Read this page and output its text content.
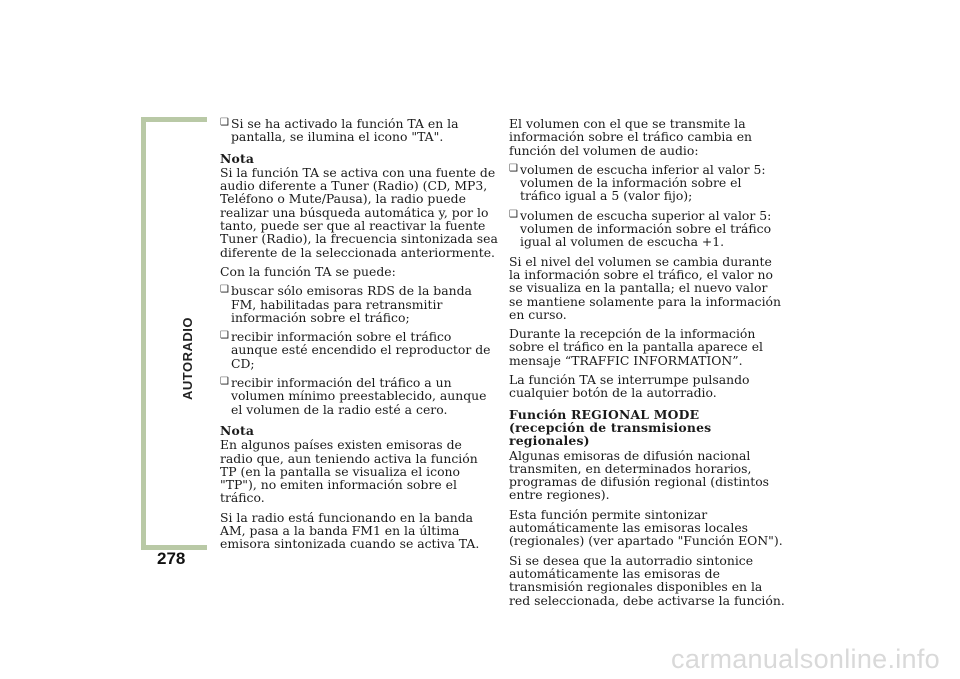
AUTORADIO
278
❑
Si se ha activado la función TA en la pantalla, se ilumina el icono "TA".

Nota

Si la función TA se activa con una fuente de audio diferente a Tuner (Radio) (CD, MP3, Teléfono o Mute/Pausa), la radio puede realizar una búsqueda automática y, por lo tanto, puede ser que al reactivar la fuente Tuner (Radio), la frecuencia sintonizada sea diferente de la seleccionada anteriormente.

Con la función TA se puede:

❑
buscar sólo emisoras RDS de la banda FM, habilitadas para retransmitir información sobre el tráfico;
❑
recibir información sobre el tráfico aunque esté encendido el reproductor de CD;
❑
recibir información del tráfico a un volumen mínimo preestablecido, aunque el volumen de la radio esté a cero.

Nota

En algunos países existen emisoras de radio que, aun teniendo activa la función TP (en la pantalla se visualiza el icono "TP"), no emiten información sobre el tráfico.

Si la radio está funcionando en la banda AM, pasa a la banda FM1 en la última emisora sintonizada cuando se activa TA.

El volumen con el que se transmite la información sobre el tráfico cambia en función del volumen de audio:

❑
volumen de escucha inferior al valor 5: volumen de la información sobre el tráfico igual a 5 (valor fijo);
❑
volumen de escucha superior al valor 5: volumen de información sobre el tráfico igual al volumen de escucha +1.

Si el nivel del volumen se cambia durante la información sobre el tráfico, el valor no se visualiza en la pantalla; el nuevo valor se mantiene solamente para la información en curso.

Durante la recepción de la información sobre el tráfico en la pantalla aparece el mensaje “TRAFFIC INFORMATION”.

La función TA se interrumpe pulsando cualquier botón de la autorradio.

Función REGIONAL MODE

(recepción de transmisiones regionales)

Algunas emisoras de difusión nacional transmiten, en determinados horarios, programas de difusión regional (distintos entre regiones).

Esta función permite sintonizar automáticamente las emisoras locales (regionales) (ver apartado "Función EON").

Si se desea que la autorradio sintonice automáticamente las emisoras de transmisión regionales disponibles en la red seleccionada, debe activarse la función.

carmanualsonline.info
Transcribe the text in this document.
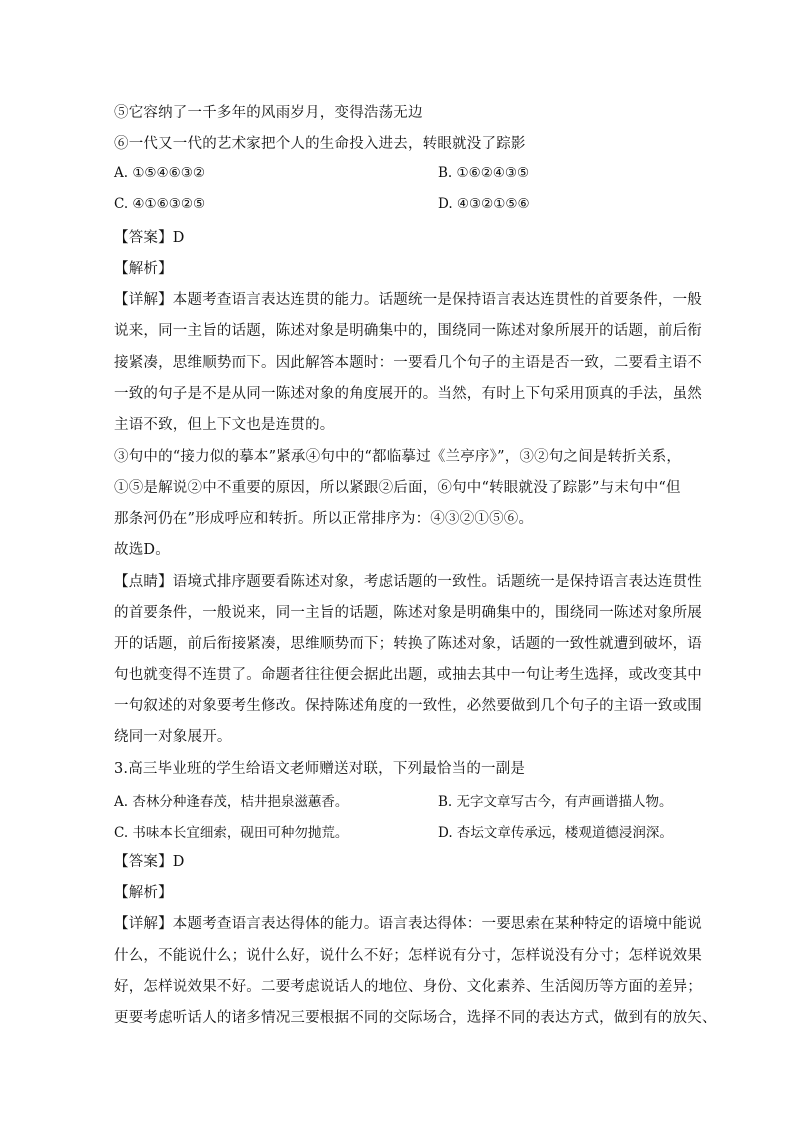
⑤它容纳了一千多年的风雨岁月，变得浩荡无边
⑥一代又一代的艺术家把个人的生命投入进去，转眼就没了踪影
A. ①⑤④⑥③②	B. ①⑥②④③⑤
C. ④①⑥③②⑤	D. ④③②①⑤⑥
【答案】D
【解析】
【详解】本题考查语言表达连贯的能力。话题统一是保持语言表达连贯性的首要条件，一般
说来，同一主旨的话题，陈述对象是明确集中的，围绕同一陈述对象所展开的话题，前后衔
接紧凑，思维顺势而下。因此解答本题时：一要看几个句子的主语是否一致，二要看主语不
一致的句子是不是从同一陈述对象的角度展开的。当然，有时上下句采用顶真的手法，虽然
主语不致，但上下文也是连贯的。
③句中的“接力似的摹本”紧承④句中的“都临摹过《兰亭序》”，③②句之间是转折关系，
①⑤是解说②中不重要的原因，所以紧跟②后面，⑥句中“转眼就没了踪影”与末句中“但
那条河仍在”形成呼应和转折。所以正常排序为：④③②①⑤⑥。
故选D。
【点睛】语境式排序题要看陈述对象，考虑话题的一致性。话题统一是保持语言表达连贯性
的首要条件，一般说来，同一主旨的话题，陈述对象是明确集中的，围绕同一陈述对象所展
开的话题，前后衔接紧凑，思维顺势而下；转换了陈述对象，话题的一致性就遭到破坏，语
句也就变得不连贯了。命题者往往便会据此出题，或抽去其中一句让考生选择，或改变其中
一句叙述的对象要考生修改。保持陈述角度的一致性，必然要做到几个句子的主语一致或围
绕同一对象展开。
3.高三毕业班的学生给语文老师赠送对联，下列最恰当的一副是
A. 杏林分种逢春茂，桔井挹泉滋蕙香。	B. 无字文章写古今，有声画谱描人物。
C. 书味本长宜细索，砚田可种勿抛荒。	D. 杏坛文章传承远，楼观道德浸润深。
【答案】D
【解析】
【详解】本题考查语言表达得体的能力。语言表达得体：一要思索在某种特定的语境中能说
什么，不能说什么；说什么好，说什么不好；怎样说有分寸，怎样说没有分寸；怎样说效果
好，怎样说效果不好。二要考虑说话人的地位、身份、文化素养、生活阅历等方面的差异；
更要考虑听话人的诸多情况三要根据不同的交际场合，选择不同的表达方式，做到有的放矢、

────────────────────

**What to do**.
Starting from the line where "Transcribe the text in this document." appears, copy every line through the end of the material, both ends included, but no pictures.

**Answer to this problem**.
Transcribe the text in this document.
⑤它容纳了一千多年的风雨岁月，变得浩荡无边
⑥一代又一代的艺术家把个人的生命投入进去，转眼就没了踪影
A. ①⑤④⑥③②	B. ①⑥②④③⑤
C. ④①⑥③②⑤	D. ④③②①⑤⑥
【答案】D
【解析】
【详解】本题考查语言表达连贯的能力。话题统一是保持语言表达连贯性的首要条件，一般
说来，同一主旨的话题，陈述对象是明确集中的，围绕同一陈述对象所展开的话题，前后衔
接紧凑，思维顺势而下。因此解答本题时：一要看几个句子的主语是否一致，二要看主语不
一致的句子是不是从同一陈述对象的角度展开的。当然，有时上下句采用顶真的手法，虽然
主语不致，但上下文也是连贯的。
③句中的“接力似的摹本”紧承④句中的“都临摹过《兰亭序》”，③②句之间是转折关系，
①⑤是解说②中不重要的原因，所以紧跟②后面，⑥句中“转眼就没了踪影”与末句中“但
那条河仍在”形成呼应和转折。所以正常排序为：④③②①⑤⑥。
故选D。
【点睛】语境式排序题要看陈述对象，考虑话题的一致性。话题统一是保持语言表达连贯性
的首要条件，一般说来，同一主旨的话题，陈述对象是明确集中的，围绕同一陈述对象所展
开的话题，前后衔接紧凑，思维顺势而下；转换了陈述对象，话题的一致性就遭到破坏，语
句也就变得不连贯了。命题者往往便会据此出题，或抽去其中一句让考生选择，或改变其中
一句叙述的对象要考生修改。保持陈述角度的一致性，必然要做到几个句子的主语一致或围
绕同一对象展开。
3.高三毕业班的学生给语文老师赠送对联，下列最恰当的一副是
A. 杏林分种逢春茂，桔井挹泉滋蕙香。	B. 无字文章写古今，有声画谱描人物。
C. 书味本长宜细索，砚田可种勿抛荒。	D. 杏坛文章传承远，楼观道德浸润深。
【答案】D
【解析】
【详解】本题考查语言表达得体的能力。语言表达得体：一要思索在某种特定的语境中能说
什么，不能说什么；说什么好，说什么不好；怎样说有分寸，怎样说没有分寸；怎样说效果
好，怎样说效果不好。二要考虑说话人的地位、身份、文化素养、生活阅历等方面的差异；
更要考虑听话人的诸多情况三要根据不同的交际场合，选择不同的表达方式，做到有的放矢、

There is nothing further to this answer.